[Extracted material]:
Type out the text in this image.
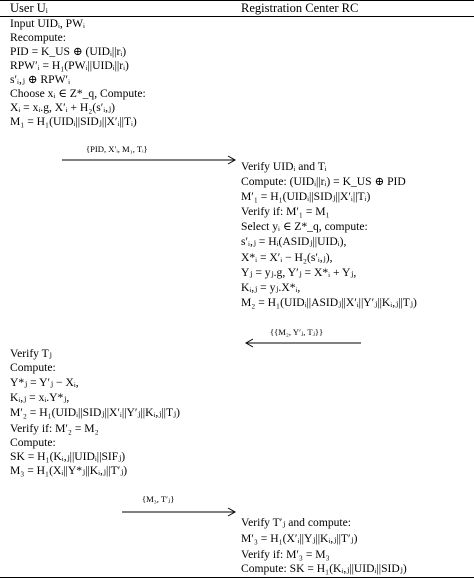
User Uᵢ	Registration Center RC
Input UIDᵢ, PWᵢ
Recompute:
PID = K_US ⊕ (UIDᵢ||rᵢ)
RPW′ᵢ = H₁(PWᵢ||UIDᵢ||rᵢ)
s′ᵢ,ⱼ ⊕ RPW′ᵢ
Choose xᵢ ∈ Z*_q, Compute:
Xᵢ = xᵢ.g, X′ᵢ + H₂(s′ᵢ,ⱼ)
M₁ = H₁(UIDᵢ||SIDⱼ||X′ᵢ||Tᵢ)
{PID, X′ᵢ, M₁, Tᵢ}
Verify UIDᵢ and Tᵢ
Compute: (UIDᵢ||rᵢ) = K_US ⊕ PID
M′₁ = H₁(UIDᵢ||SIDⱼ||X′ᵢ||Tᵢ)
Verify if: M′₁ = M₁
Select yᵢ ∈ Z*_q, compute:
s′ᵢ,ⱼ = Hᵢ(ASIDⱼ||UIDᵢ),
X*ᵢ = X′ᵢ − H₂(s′ᵢ,ⱼ),
Yⱼ = yⱼ.g, Y′ⱼ = X*ᵢ + Yⱼ,
Kᵢ,ⱼ = yⱼ.X*ᵢ,
M₂ = H₁(UIDᵢ||ASIDⱼ||X′ᵢ||Y′ⱼ||Kᵢ,ⱼ||Tⱼ)
{{M₂, Y′ⱼ, Tⱼ}}
Verify Tⱼ
Compute:
Y*ⱼ = Y′ⱼ − Xᵢ,
Kᵢ,ⱼ = xᵢ.Y*ⱼ,
M′₂ = H₁(UIDᵢ||SIDⱼ||X′ᵢ||Y′ⱼ||Kᵢ,ⱼ||Tⱼ)
Verify if: M′₂ = M₂
Compute:
SK = H₁(Kᵢ,ⱼ||UIDᵢ||SIFⱼ)
M₃ = H₁(Xᵢ||Y*ⱼ||Kᵢ,ⱼ||T′ⱼ)
{M₃, T′ⱼ}
Verify T′ⱼ and compute:
M′₃ = H₁(X′ᵢ||Yⱼ||Kᵢ,ⱼ||T′ⱼ)
Verify if: M′₃ = M₃
Compute: SK = H₁(Kᵢ,ⱼ||UIDᵢ||SIDⱼ)
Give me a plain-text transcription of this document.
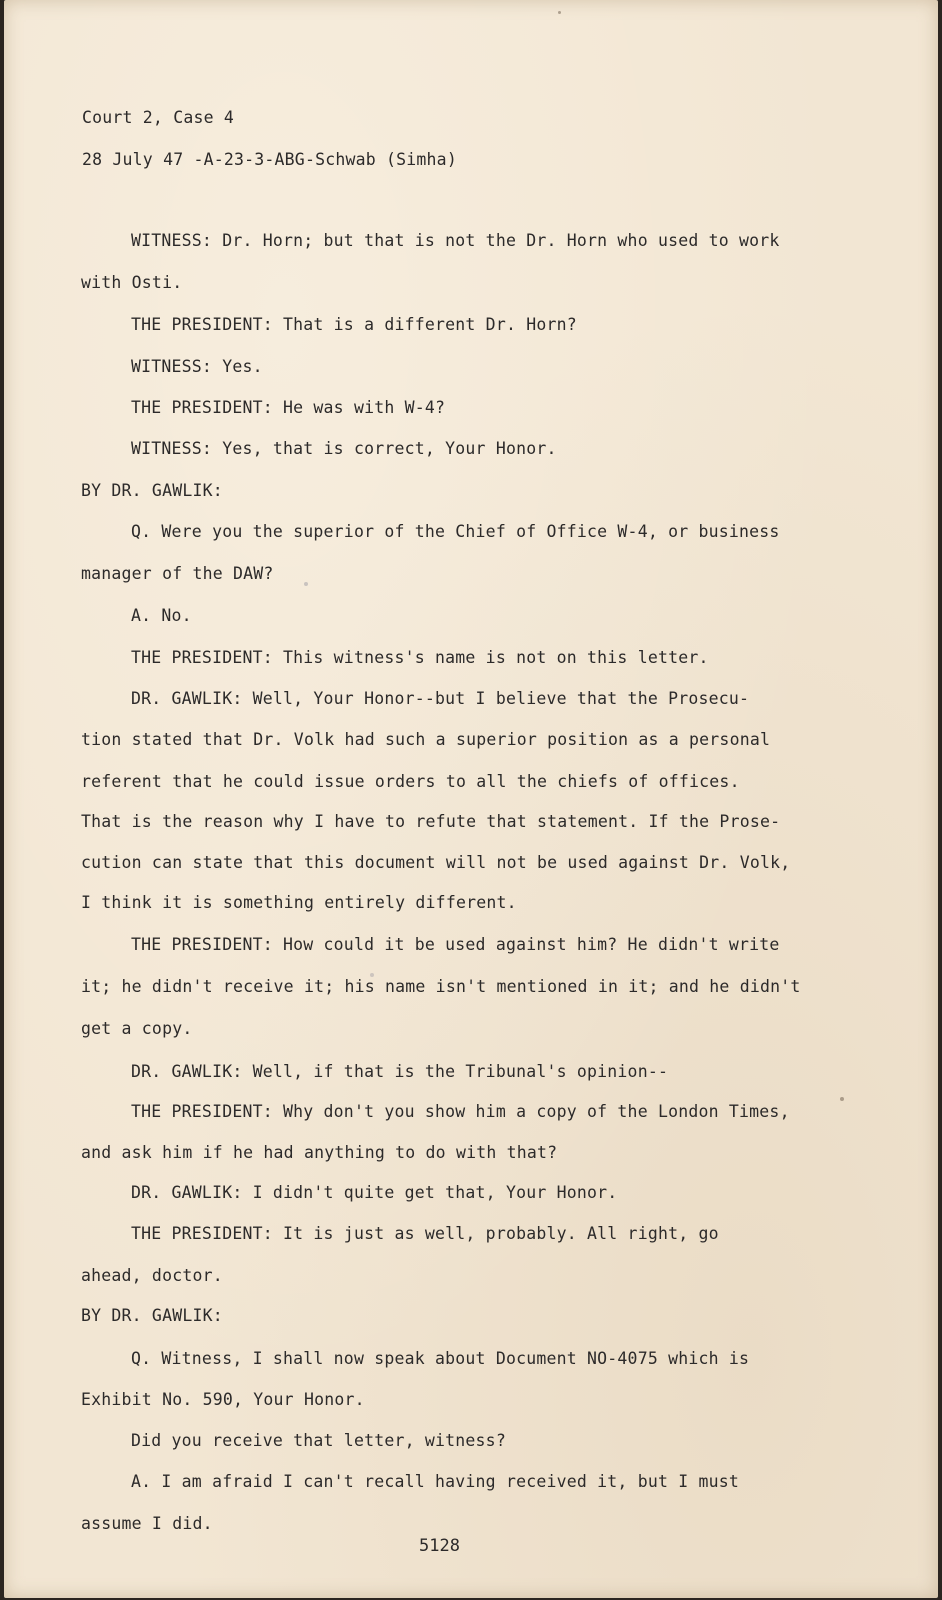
Court 2, Case 4
28 July 47 -A-23-3-ABG-Schwab (Simha)
WITNESS: Dr. Horn; but that is not the Dr. Horn who used to work
with Osti.
THE PRESIDENT: That is a different Dr. Horn?
WITNESS: Yes.
THE PRESIDENT: He was with W-4?
WITNESS: Yes, that is correct, Your Honor.
BY DR. GAWLIK:
Q. Were you the superior of the Chief of Office W-4, or business
manager of the DAW?
A. No.
THE PRESIDENT: This witness's name is not on this letter.
DR. GAWLIK: Well, Your Honor--but I believe that the Prosecu-
tion stated that Dr. Volk had such a superior position as a personal
referent that he could issue orders to all the chiefs of offices.
That is the reason why I have to refute that statement. If the Prose-
cution can state that this document will not be used against Dr. Volk,
I think it is something entirely different.
THE PRESIDENT: How could it be used against him? He didn't write
it; he didn't receive it; his name isn't mentioned in it; and he didn't
get a copy.
DR. GAWLIK: Well, if that is the Tribunal's opinion--
THE PRESIDENT: Why don't you show him a copy of the London Times,
and ask him if he had anything to do with that?
DR. GAWLIK: I didn't quite get that, Your Honor.
THE PRESIDENT: It is just as well, probably. All right, go
ahead, doctor.
BY DR. GAWLIK:
Q. Witness, I shall now speak about Document NO-4075 which is
Exhibit No. 590, Your Honor.
Did you receive that letter, witness?
A. I am afraid I can't recall having received it, but I must
assume I did.
5128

[Exercise description]: Repeat each entry exactly. Pictures do not belong in the copy.

[Output for this task]:
Type out the text in this image.
User Uᵢ	Registration Center RC
Input UIDᵢ, PWᵢ
Recompute:
PID = K_US ⊕ (UIDᵢ||rᵢ)
RPW′ᵢ = H₁(PWᵢ||UIDᵢ||rᵢ)
s′ᵢ,ⱼ ⊕ RPW′ᵢ
Choose xᵢ ∈ Z*_q, Compute:
Xᵢ = xᵢ.g, X′ᵢ + H₂(s′ᵢ,ⱼ)
M₁ = H₁(UIDᵢ||SIDⱼ||X′ᵢ||Tᵢ)
{PID, X′ᵢ, M₁, Tᵢ}
Verify UIDᵢ and Tᵢ
Compute: (UIDᵢ||rᵢ) = K_US ⊕ PID
M′₁ = H₁(UIDᵢ||SIDⱼ||X′ᵢ||Tᵢ)
Verify if: M′₁ = M₁
Select yᵢ ∈ Z*_q, compute:
s′ᵢ,ⱼ = Hᵢ(ASIDⱼ||UIDᵢ),
X*ᵢ = X′ᵢ − H₂(s′ᵢ,ⱼ),
Yⱼ = yⱼ.g, Y′ⱼ = X*ᵢ + Yⱼ,
Kᵢ,ⱼ = yⱼ.X*ᵢ,
M₂ = H₁(UIDᵢ||ASIDⱼ||X′ᵢ||Y′ⱼ||Kᵢ,ⱼ||Tⱼ)
{{M₂, Y′ⱼ, Tⱼ}}
Verify Tⱼ
Compute:
Y*ⱼ = Y′ⱼ − Xᵢ,
Kᵢ,ⱼ = xᵢ.Y*ⱼ,
M′₂ = H₁(UIDᵢ||SIDⱼ||X′ᵢ||Y′ⱼ||Kᵢ,ⱼ||Tⱼ)
Verify if: M′₂ = M₂
Compute:
SK = H₁(Kᵢ,ⱼ||UIDᵢ||SIFⱼ)
M₃ = H₁(Xᵢ||Y*ⱼ||Kᵢ,ⱼ||T′ⱼ)
{M₃, T′ⱼ}
Verify T′ⱼ and compute:
M′₃ = H₁(X′ᵢ||Yⱼ||Kᵢ,ⱼ||T′ⱼ)
Verify if: M′₃ = M₃
Compute: SK = H₁(Kᵢ,ⱼ||UIDᵢ||SIDⱼ)
Give me a plain-text transcription of this document.
Court 2, Case 4
28 July 47 -A-23-3-ABG-Schwab (Simha)
WITNESS: Dr. Horn; but that is not the Dr. Horn who used to work
with Osti.
THE PRESIDENT: That is a different Dr. Horn?
WITNESS: Yes.
THE PRESIDENT: He was with W-4?
WITNESS: Yes, that is correct, Your Honor.
BY DR. GAWLIK:
Q. Were you the superior of the Chief of Office W-4, or business
manager of the DAW?
A. No.
THE PRESIDENT: This witness's name is not on this letter.
DR. GAWLIK: Well, Your Honor--but I believe that the Prosecu-
tion stated that Dr. Volk had such a superior position as a personal
referent that he could issue orders to all the chiefs of offices.
That is the reason why I have to refute that statement. If the Prose-
cution can state that this document will not be used against Dr. Volk,
I think it is something entirely different.
THE PRESIDENT: How could it be used against him? He didn't write
it; he didn't receive it; his name isn't mentioned in it; and he didn't
get a copy.
DR. GAWLIK: Well, if that is the Tribunal's opinion--
THE PRESIDENT: Why don't you show him a copy of the London Times,
and ask him if he had anything to do with that?
DR. GAWLIK: I didn't quite get that, Your Honor.
THE PRESIDENT: It is just as well, probably. All right, go
ahead, doctor.
BY DR. GAWLIK:
Q. Witness, I shall now speak about Document NO-4075 which is
Exhibit No. 590, Your Honor.
Did you receive that letter, witness?
A. I am afraid I can't recall having received it, but I must
assume I did.
5128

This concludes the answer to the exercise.